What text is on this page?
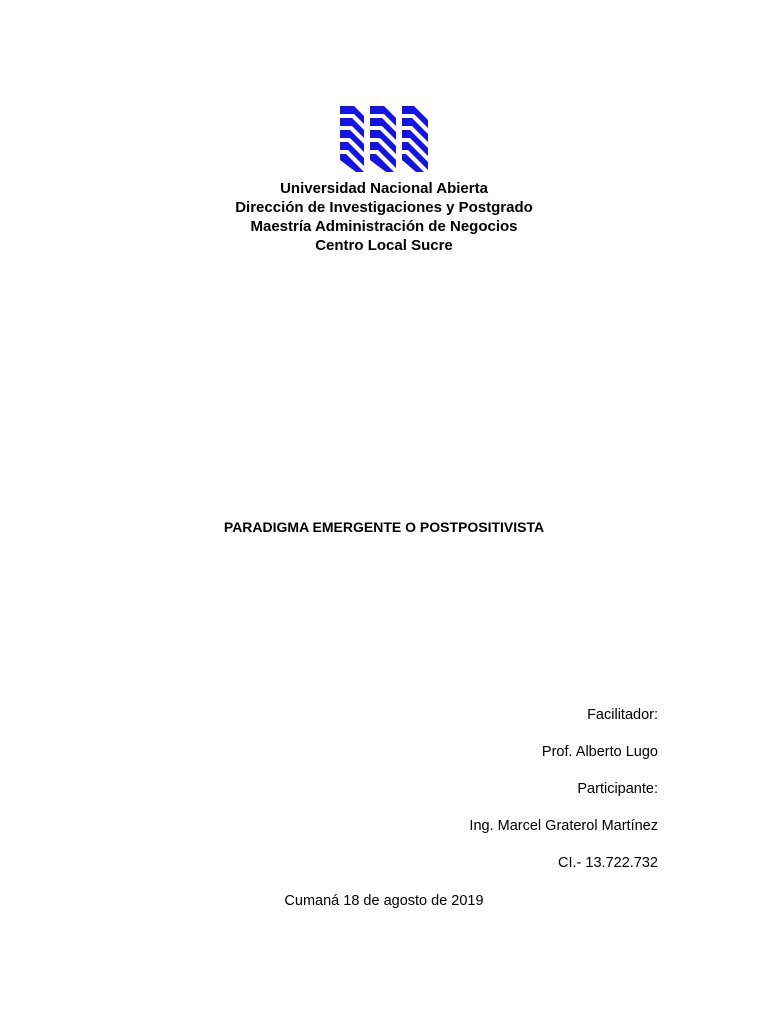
Universidad Nacional Abierta
Dirección de Investigaciones y Postgrado
Maestría Administración de Negocios
Centro Local Sucre
PARADIGMA EMERGENTE O POSTPOSITIVISTA
Facilitador:
Prof. Alberto Lugo
Participante:
Ing. Marcel Graterol Martínez
CI.- 13.722.732
Cumaná 18 de agosto de 2019
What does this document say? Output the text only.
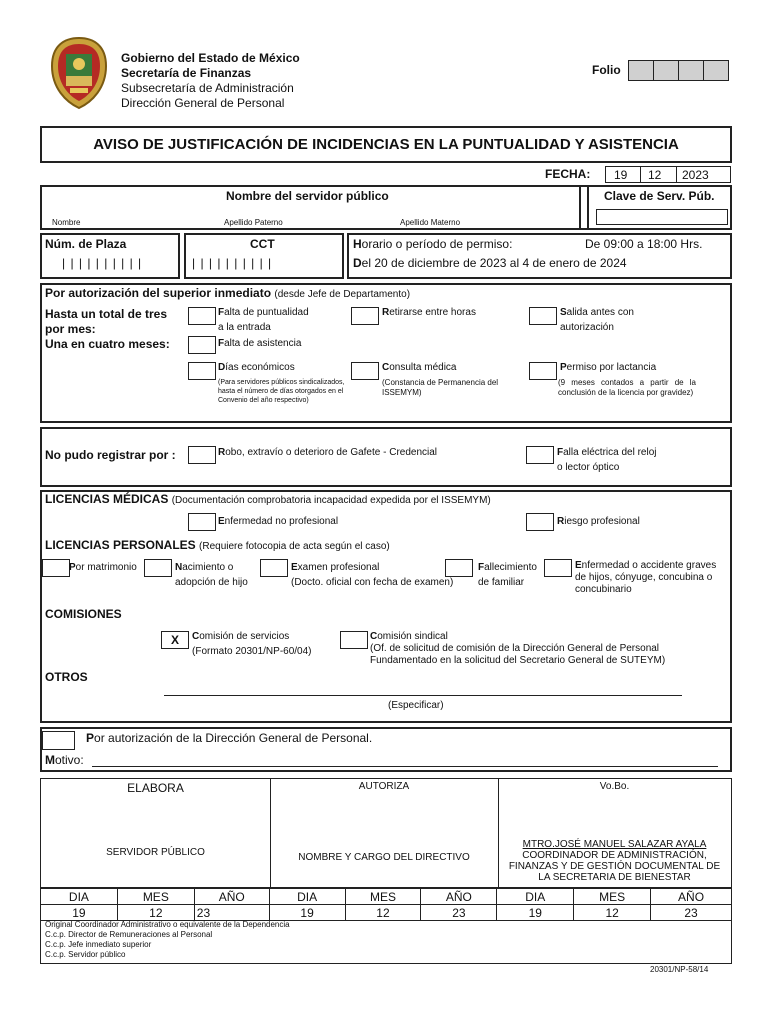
Gobierno del Estado de México
Secretaría de Finanzas
Subsecretaría de Administración
Dirección General de Personal
Folio
AVISO DE JUSTIFICACIÓN DE INCIDENCIAS EN LA PUNTUALIDAD Y ASISTENCIA
FECHA: 19 12 2023
Nombre del servidor público	Clave de Serv. Púb.
Nombre	Apellido Paterno	Apellido Materno
Núm. de Plaza
| | | | | | | | | |
CCT
| | | | | | | | | |
Horario o período de permiso:	De 09:00 a 18:00 Hrs.
Del 20 de diciembre de 2023 al 4 de enero de 2024
Por autorización del superior inmediato (desde Jefe de Departamento)
Hasta un total de tres
por mes:
Una en cuatro meses:
Falta de puntualidad
a la entrada
Falta de asistencia
Retirarse entre horas	Salida antes con
autorización
Días económicos
(Para servidores públicos sindicalizados, hasta el número de días otorgados en el Convenio del año respectivo)
Consulta médica
(Constancia de Permanencia del ISSEMYM)
Permiso por lactancia
(9 meses contados a partir de la conclusión de la licencia por gravidez)
No pudo registrar por :	Robo, extravío o deterioro de Gafete - Credencial	Falla eléctrica del reloj
o lector óptico
LICENCIAS MÉDICAS (Documentación comprobatoria incapacidad expedida por el ISSEMYM)
Enfermedad no profesional	Riesgo profesional
LICENCIAS PERSONALES (Requiere fotocopia de acta según el caso)
Por matrimonio	Nacimiento o
adopción de hijo
Examen profesional
(Docto. oficial con fecha de examen)
Fallecimiento
de familiar
Enfermedad o accidente graves
de hijos, cónyuge, concubina o
concubinario
COMISIONES
X	Comisión de servicios
(Formato 20301/NP-60/04)
Comisión sindical
(Of. de solicitud de comisión de la Dirección General de Personal
Fundamentado en la solicitud del Secretario General de SUTEYM)
OTROS
(Especificar)
Por autorización de la Dirección General de Personal.
Motivo:
ELABORA	AUTORIZA	Vo.Bo.
SERVIDOR PÚBLICO	NOMBRE Y CARGO DEL DIRECTIVO
MTRO.JOSÉ MANUEL SALAZAR AYALA
COORDINADOR DE ADMINISTRACIÓN,
FINANZAS Y DE GESTIÓN DOCUMENTAL DE
LA SECRETARIA DE BIENESTAR
DIA	MES	AÑO	DIA	MES	AÑO	DIA	MES	AÑO
19	12	23	19	12	23	19	12	23
Original Coordinador Administrativo o equivalente de la Dependencia
C.c.p. Director de Remuneraciones al Personal
C.c.p. Jefe inmediato superior
C.c.p. Servidor público
20301/NP-58/14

• _WHAT IS ASKED_: Leave out the pictures and transcribe the entries above exactly.

• _REPLY_:
What text is on this page?
Universidad Nacional Abierta
Dirección de Investigaciones y Postgrado
Maestría Administración de Negocios
Centro Local Sucre
PARADIGMA EMERGENTE O POSTPOSITIVISTA
Facilitador:
Prof. Alberto Lugo
Participante:
Ing. Marcel Graterol Martínez
CI.- 13.722.732
Cumaná 18 de agosto de 2019
What does this document say? Output the text only.
Gobierno del Estado de México
Secretaría de Finanzas
Subsecretaría de Administración
Dirección General de Personal
Folio
AVISO DE JUSTIFICACIÓN DE INCIDENCIAS EN LA PUNTUALIDAD Y ASISTENCIA
FECHA: 19 12 2023
Nombre del servidor público	Clave de Serv. Púb.
Nombre	Apellido Paterno	Apellido Materno
Núm. de Plaza
| | | | | | | | | |
CCT
| | | | | | | | | |
Horario o período de permiso:	De 09:00 a 18:00 Hrs.
Del 20 de diciembre de 2023 al 4 de enero de 2024
Por autorización del superior inmediato (desde Jefe de Departamento)
Hasta un total de tres
por mes:
Una en cuatro meses:
Falta de puntualidad
a la entrada
Falta de asistencia
Retirarse entre horas	Salida antes con
autorización
Días económicos
(Para servidores públicos sindicalizados, hasta el número de días otorgados en el Convenio del año respectivo)
Consulta médica
(Constancia de Permanencia del ISSEMYM)
Permiso por lactancia
(9 meses contados a partir de la conclusión de la licencia por gravidez)
No pudo registrar por :	Robo, extravío o deterioro de Gafete - Credencial	Falla eléctrica del reloj
o lector óptico
LICENCIAS MÉDICAS (Documentación comprobatoria incapacidad expedida por el ISSEMYM)
Enfermedad no profesional	Riesgo profesional
LICENCIAS PERSONALES (Requiere fotocopia de acta según el caso)
Por matrimonio	Nacimiento o
adopción de hijo
Examen profesional
(Docto. oficial con fecha de examen)
Fallecimiento
de familiar
Enfermedad o accidente graves
de hijos, cónyuge, concubina o
concubinario
COMISIONES
X	Comisión de servicios
(Formato 20301/NP-60/04)
Comisión sindical
(Of. de solicitud de comisión de la Dirección General de Personal
Fundamentado en la solicitud del Secretario General de SUTEYM)
OTROS
(Especificar)
Por autorización de la Dirección General de Personal.
Motivo:
ELABORA	AUTORIZA	Vo.Bo.
SERVIDOR PÚBLICO	NOMBRE Y CARGO DEL DIRECTIVO
MTRO.JOSÉ MANUEL SALAZAR AYALA
COORDINADOR DE ADMINISTRACIÓN,
FINANZAS Y DE GESTIÓN DOCUMENTAL DE
LA SECRETARIA DE BIENESTAR
DIA	MES	AÑO	DIA	MES	AÑO	DIA	MES	AÑO
19	12	23	19	12	23	19	12	23
Original Coordinador Administrativo o equivalente de la Dependencia
C.c.p. Director de Remuneraciones al Personal
C.c.p. Jefe inmediato superior
C.c.p. Servidor público
20301/NP-58/14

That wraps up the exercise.